**Instructions for the task**.
Pictures do not belong in the copy. Return all of the entries exactly.

(Dataset excerpts)
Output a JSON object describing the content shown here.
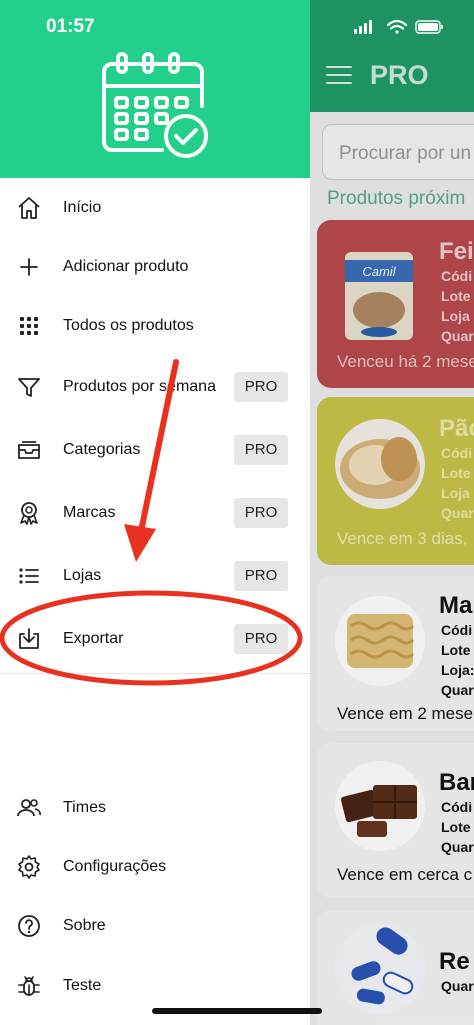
{
  "status_bar": {
    "time": "01:57"
  },
  "background": {
    "title": "PRO",
    "search_placeholder": "Procurar por un",
    "section_label": "Produtos próxim",
    "cards": [
      {
        "name": "Fei",
        "details": [
          "Códi",
          "Lote",
          "Loja",
          "Quar"
        ],
        "status": "Venceu há 2 mese"
      },
      {
        "name": "Pão",
        "details": [
          "Códi",
          "Lote",
          "Loja",
          "Quar"
        ],
        "status": "Vence em 3 dias,"
      },
      {
        "name": "Ma",
        "details": [
          "Códi",
          "Lote",
          "Loja:",
          "Quar"
        ],
        "status": "Vence em 2 mese"
      },
      {
        "name": "Bar",
        "details": [
          "Códi",
          "Lote",
          "Quar"
        ],
        "status": "Vence em cerca c"
      },
      {
        "name": "Re",
        "details": [
          "Quar"
        ],
        "status": ""
      }
    ],
    "package_text": "Camil"
  },
  "drawer": {
    "items": [
      {
        "label": "Início",
        "icon": "home-icon"
      },
      {
        "label": "Adicionar produto",
        "icon": "plus-icon"
      },
      {
        "label": "Todos os produtos",
        "icon": "grid-icon"
      },
      {
        "label": "Produtos por semana",
        "icon": "filter-icon",
        "badge": "PRO"
      },
      {
        "label": "Categorias",
        "icon": "inbox-icon",
        "badge": "PRO"
      },
      {
        "label": "Marcas",
        "icon": "award-icon",
        "badge": "PRO"
      },
      {
        "label": "Lojas",
        "icon": "list-icon",
        "badge": "PRO"
      },
      {
        "label": "Exportar",
        "icon": "download-icon",
        "badge": "PRO"
      }
    ],
    "footer_items": [
      {
        "label": "Times",
        "icon": "users-icon"
      },
      {
        "label": "Configurações",
        "icon": "settings-icon"
      },
      {
        "label": "Sobre",
        "icon": "help-icon"
      },
      {
        "label": "Teste",
        "icon": "bug-icon"
      }
    ]
  },
  "colors": {
    "brand_green": "#22cf8b",
    "annotation_red": "#e8321f",
    "card_expired": "#b84a4e",
    "card_warning": "#c8c54a"
  }
}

**Written answer**.
Output a JSON object describing the content shown here.
{
  "status_bar": {
    "time": "01:57"
  },
  "background": {
    "title": "PRO",
    "search_placeholder": "Procurar por un",
    "section_label": "Produtos próxim",
    "cards": [
      {
        "name": "Fei",
        "details": [
          "Códi",
          "Lote",
          "Loja",
          "Quar"
        ],
        "status": "Venceu há 2 mese"
      },
      {
        "name": "Pão",
        "details": [
          "Códi",
          "Lote",
          "Loja",
          "Quar"
        ],
        "status": "Vence em 3 dias,"
      },
      {
        "name": "Ma",
        "details": [
          "Códi",
          "Lote",
          "Loja:",
          "Quar"
        ],
        "status": "Vence em 2 mese"
      },
      {
        "name": "Bar",
        "details": [
          "Códi",
          "Lote",
          "Quar"
        ],
        "status": "Vence em cerca c"
      },
      {
        "name": "Re",
        "details": [
          "Quar"
        ],
        "status": ""
      }
    ],
    "package_text": "Camil"
  },
  "drawer": {
    "items": [
      {
        "label": "Início",
        "icon": "home-icon"
      },
      {
        "label": "Adicionar produto",
        "icon": "plus-icon"
      },
      {
        "label": "Todos os produtos",
        "icon": "grid-icon"
      },
      {
        "label": "Produtos por semana",
        "icon": "filter-icon",
        "badge": "PRO"
      },
      {
        "label": "Categorias",
        "icon": "inbox-icon",
        "badge": "PRO"
      },
      {
        "label": "Marcas",
        "icon": "award-icon",
        "badge": "PRO"
      },
      {
        "label": "Lojas",
        "icon": "list-icon",
        "badge": "PRO"
      },
      {
        "label": "Exportar",
        "icon": "download-icon",
        "badge": "PRO"
      }
    ],
    "footer_items": [
      {
        "label": "Times",
        "icon": "users-icon"
      },
      {
        "label": "Configurações",
        "icon": "settings-icon"
      },
      {
        "label": "Sobre",
        "icon": "help-icon"
      },
      {
        "label": "Teste",
        "icon": "bug-icon"
      }
    ]
  },
  "colors": {
    "brand_green": "#22cf8b",
    "annotation_red": "#e8321f",
    "card_expired": "#b84a4e",
    "card_warning": "#c8c54a"
  }
}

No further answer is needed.